DIRECTIVE: Find the word "decide" in the material below and gather every line that contains it.

DATA EXTRACT:

:::::

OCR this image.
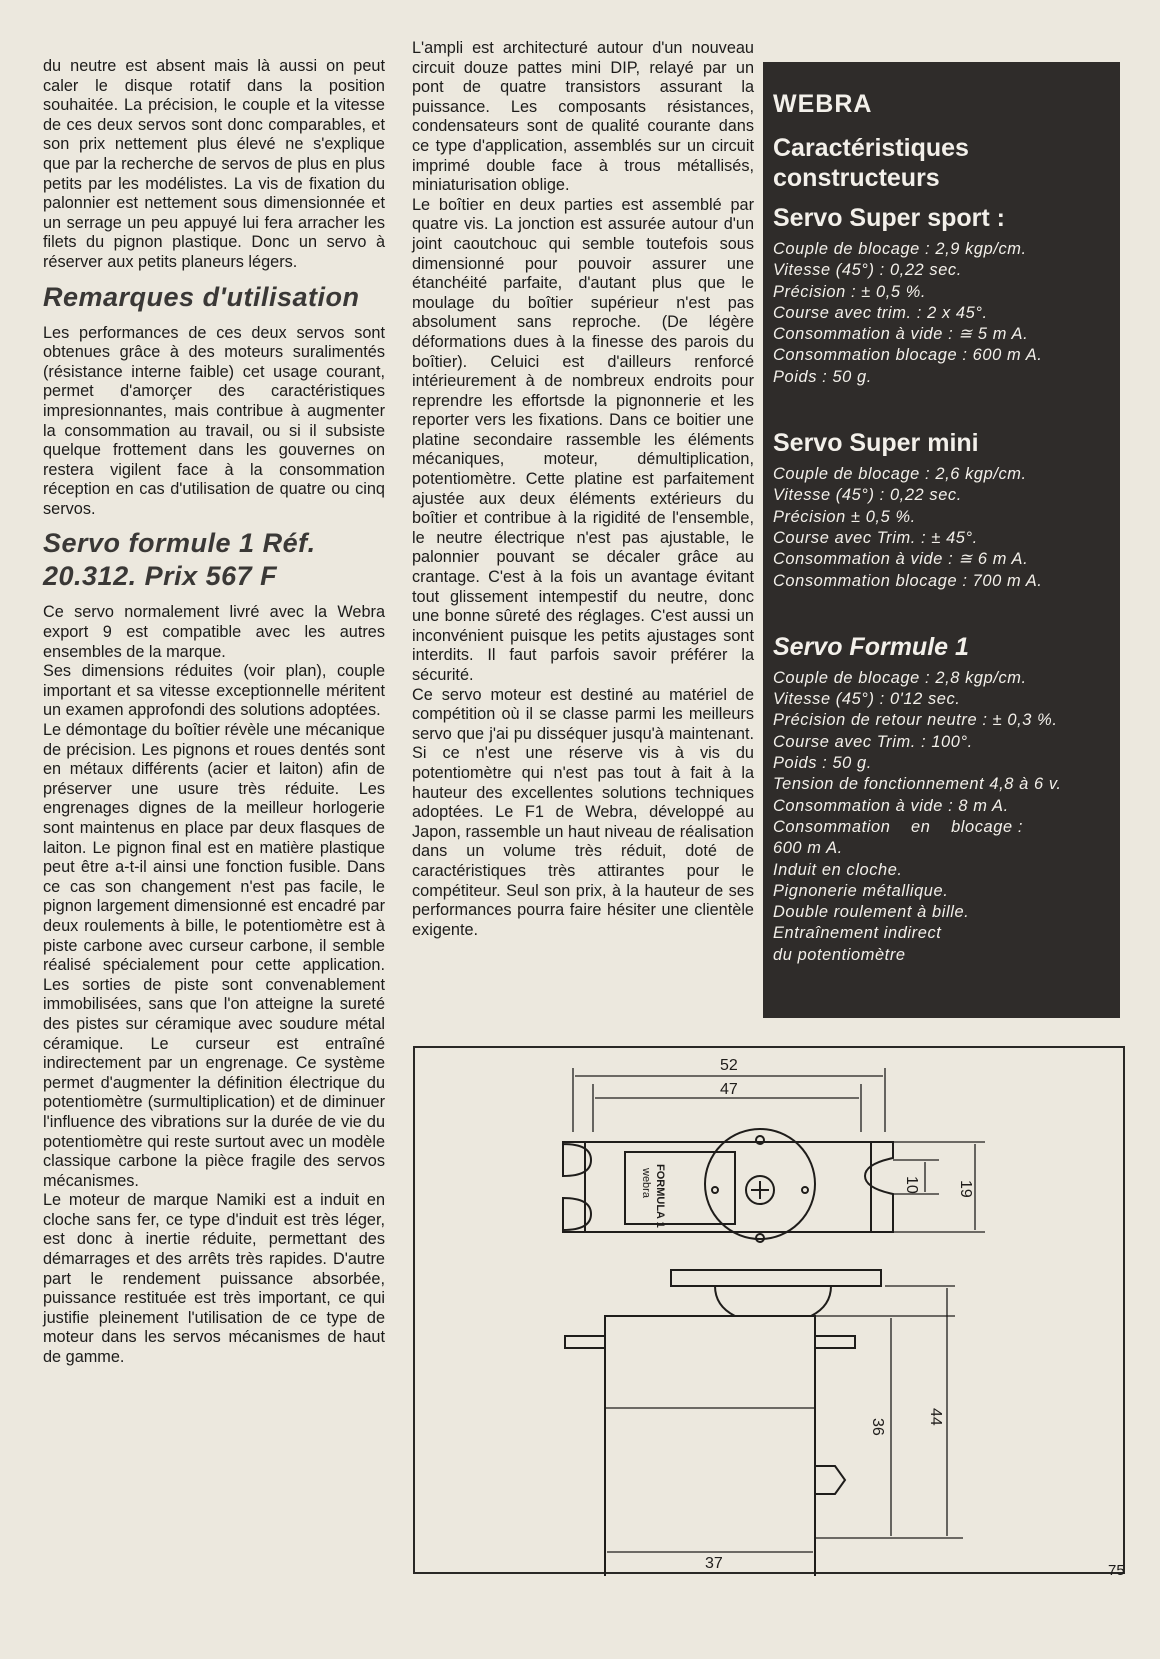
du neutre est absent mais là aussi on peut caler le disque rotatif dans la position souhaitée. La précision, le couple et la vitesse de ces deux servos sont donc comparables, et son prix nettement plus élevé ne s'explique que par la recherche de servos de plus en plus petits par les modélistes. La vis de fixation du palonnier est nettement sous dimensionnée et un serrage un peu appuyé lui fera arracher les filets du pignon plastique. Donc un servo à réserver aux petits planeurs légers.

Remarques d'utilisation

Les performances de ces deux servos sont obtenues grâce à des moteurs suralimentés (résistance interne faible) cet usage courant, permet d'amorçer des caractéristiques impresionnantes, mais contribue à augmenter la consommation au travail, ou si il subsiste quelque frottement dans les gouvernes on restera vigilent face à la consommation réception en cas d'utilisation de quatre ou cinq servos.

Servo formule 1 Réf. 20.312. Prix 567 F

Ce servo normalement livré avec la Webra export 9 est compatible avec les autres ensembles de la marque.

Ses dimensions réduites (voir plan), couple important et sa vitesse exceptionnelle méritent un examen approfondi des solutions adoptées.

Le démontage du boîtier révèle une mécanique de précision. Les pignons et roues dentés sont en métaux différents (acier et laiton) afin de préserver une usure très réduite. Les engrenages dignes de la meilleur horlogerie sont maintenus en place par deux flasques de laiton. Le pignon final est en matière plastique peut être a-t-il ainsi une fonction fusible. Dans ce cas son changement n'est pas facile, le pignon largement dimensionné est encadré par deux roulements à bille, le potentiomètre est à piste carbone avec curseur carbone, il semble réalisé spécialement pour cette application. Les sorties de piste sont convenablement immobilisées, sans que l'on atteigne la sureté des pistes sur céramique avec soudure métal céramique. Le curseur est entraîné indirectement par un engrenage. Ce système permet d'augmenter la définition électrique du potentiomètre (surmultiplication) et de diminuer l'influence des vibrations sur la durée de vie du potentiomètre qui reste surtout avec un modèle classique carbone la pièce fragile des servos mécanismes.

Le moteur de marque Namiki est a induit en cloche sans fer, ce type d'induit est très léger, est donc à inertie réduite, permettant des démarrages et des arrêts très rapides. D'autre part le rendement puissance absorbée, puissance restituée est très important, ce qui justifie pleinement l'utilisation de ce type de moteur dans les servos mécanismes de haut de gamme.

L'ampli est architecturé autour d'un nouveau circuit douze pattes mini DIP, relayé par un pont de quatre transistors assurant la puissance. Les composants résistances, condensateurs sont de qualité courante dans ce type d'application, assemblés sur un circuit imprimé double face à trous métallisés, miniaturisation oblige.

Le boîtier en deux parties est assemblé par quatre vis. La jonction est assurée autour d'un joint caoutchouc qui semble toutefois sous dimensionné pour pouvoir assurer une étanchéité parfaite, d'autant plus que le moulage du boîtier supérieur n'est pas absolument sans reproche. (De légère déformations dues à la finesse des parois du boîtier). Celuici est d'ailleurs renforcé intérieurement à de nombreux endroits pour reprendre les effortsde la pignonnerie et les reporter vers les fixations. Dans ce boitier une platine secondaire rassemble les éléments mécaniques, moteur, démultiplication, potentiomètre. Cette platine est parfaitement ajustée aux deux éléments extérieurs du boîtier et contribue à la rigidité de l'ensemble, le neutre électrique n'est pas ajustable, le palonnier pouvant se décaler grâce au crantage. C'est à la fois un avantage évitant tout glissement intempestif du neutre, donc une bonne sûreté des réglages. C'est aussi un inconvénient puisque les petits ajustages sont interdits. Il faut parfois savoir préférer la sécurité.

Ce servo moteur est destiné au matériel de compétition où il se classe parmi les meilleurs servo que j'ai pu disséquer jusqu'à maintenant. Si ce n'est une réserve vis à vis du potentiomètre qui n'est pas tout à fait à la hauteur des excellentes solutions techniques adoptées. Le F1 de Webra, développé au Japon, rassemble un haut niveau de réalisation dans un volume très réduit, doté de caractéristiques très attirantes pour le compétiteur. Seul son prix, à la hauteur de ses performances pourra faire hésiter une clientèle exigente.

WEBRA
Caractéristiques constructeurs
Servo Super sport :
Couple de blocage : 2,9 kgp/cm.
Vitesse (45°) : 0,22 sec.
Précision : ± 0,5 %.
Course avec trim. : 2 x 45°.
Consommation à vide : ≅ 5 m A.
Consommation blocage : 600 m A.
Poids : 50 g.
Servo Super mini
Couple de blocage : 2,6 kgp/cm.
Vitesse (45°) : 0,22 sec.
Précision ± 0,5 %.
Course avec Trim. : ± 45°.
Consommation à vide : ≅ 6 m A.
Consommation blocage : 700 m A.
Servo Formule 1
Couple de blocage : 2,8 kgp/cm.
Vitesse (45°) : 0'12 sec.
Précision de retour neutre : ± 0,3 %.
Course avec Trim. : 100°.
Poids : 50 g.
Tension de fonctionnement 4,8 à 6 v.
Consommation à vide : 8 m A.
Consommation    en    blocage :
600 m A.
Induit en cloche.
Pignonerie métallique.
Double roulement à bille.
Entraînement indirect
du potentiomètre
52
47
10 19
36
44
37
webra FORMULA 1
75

:::::

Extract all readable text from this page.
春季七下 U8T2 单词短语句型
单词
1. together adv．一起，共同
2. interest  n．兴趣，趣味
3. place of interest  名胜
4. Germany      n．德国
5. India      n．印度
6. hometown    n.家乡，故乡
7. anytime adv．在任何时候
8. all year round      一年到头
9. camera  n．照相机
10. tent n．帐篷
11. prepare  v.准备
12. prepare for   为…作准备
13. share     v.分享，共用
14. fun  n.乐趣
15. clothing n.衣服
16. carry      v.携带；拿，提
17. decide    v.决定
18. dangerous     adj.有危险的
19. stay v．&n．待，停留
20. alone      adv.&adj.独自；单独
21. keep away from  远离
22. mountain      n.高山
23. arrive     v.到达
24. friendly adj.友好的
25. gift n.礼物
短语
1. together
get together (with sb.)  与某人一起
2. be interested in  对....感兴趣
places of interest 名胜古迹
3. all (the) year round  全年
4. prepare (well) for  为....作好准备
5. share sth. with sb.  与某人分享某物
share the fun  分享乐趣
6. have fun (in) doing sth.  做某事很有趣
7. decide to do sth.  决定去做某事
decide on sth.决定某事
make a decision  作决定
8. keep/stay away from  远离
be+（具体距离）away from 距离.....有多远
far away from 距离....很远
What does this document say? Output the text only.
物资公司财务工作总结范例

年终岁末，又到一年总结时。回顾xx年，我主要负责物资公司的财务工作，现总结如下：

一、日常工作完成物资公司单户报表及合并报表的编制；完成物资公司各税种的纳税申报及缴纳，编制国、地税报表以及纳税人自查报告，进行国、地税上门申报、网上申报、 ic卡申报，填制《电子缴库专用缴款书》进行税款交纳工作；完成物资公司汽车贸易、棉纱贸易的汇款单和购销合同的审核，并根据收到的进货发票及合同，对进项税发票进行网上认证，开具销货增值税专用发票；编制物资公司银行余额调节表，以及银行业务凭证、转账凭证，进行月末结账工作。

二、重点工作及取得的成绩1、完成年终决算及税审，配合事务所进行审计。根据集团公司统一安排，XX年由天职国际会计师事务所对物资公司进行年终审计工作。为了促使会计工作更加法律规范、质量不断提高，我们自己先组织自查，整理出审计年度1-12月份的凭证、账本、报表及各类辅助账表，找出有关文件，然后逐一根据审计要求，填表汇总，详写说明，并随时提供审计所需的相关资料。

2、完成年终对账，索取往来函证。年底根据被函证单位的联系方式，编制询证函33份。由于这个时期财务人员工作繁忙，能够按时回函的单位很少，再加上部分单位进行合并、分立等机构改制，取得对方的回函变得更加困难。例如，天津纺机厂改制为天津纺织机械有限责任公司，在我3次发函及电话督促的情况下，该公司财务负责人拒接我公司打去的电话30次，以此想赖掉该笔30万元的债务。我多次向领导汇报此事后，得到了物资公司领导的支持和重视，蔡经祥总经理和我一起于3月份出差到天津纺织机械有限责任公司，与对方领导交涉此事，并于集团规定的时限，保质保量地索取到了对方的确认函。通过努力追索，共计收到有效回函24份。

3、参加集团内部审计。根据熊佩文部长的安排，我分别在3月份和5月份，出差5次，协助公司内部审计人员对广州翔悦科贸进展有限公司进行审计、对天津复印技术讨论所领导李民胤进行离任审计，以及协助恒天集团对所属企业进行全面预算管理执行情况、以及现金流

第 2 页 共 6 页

:::::

TASK RESULT:
17. decide    v.决定
7. decide to do sth.  决定去做某事
decide on sth.决定某事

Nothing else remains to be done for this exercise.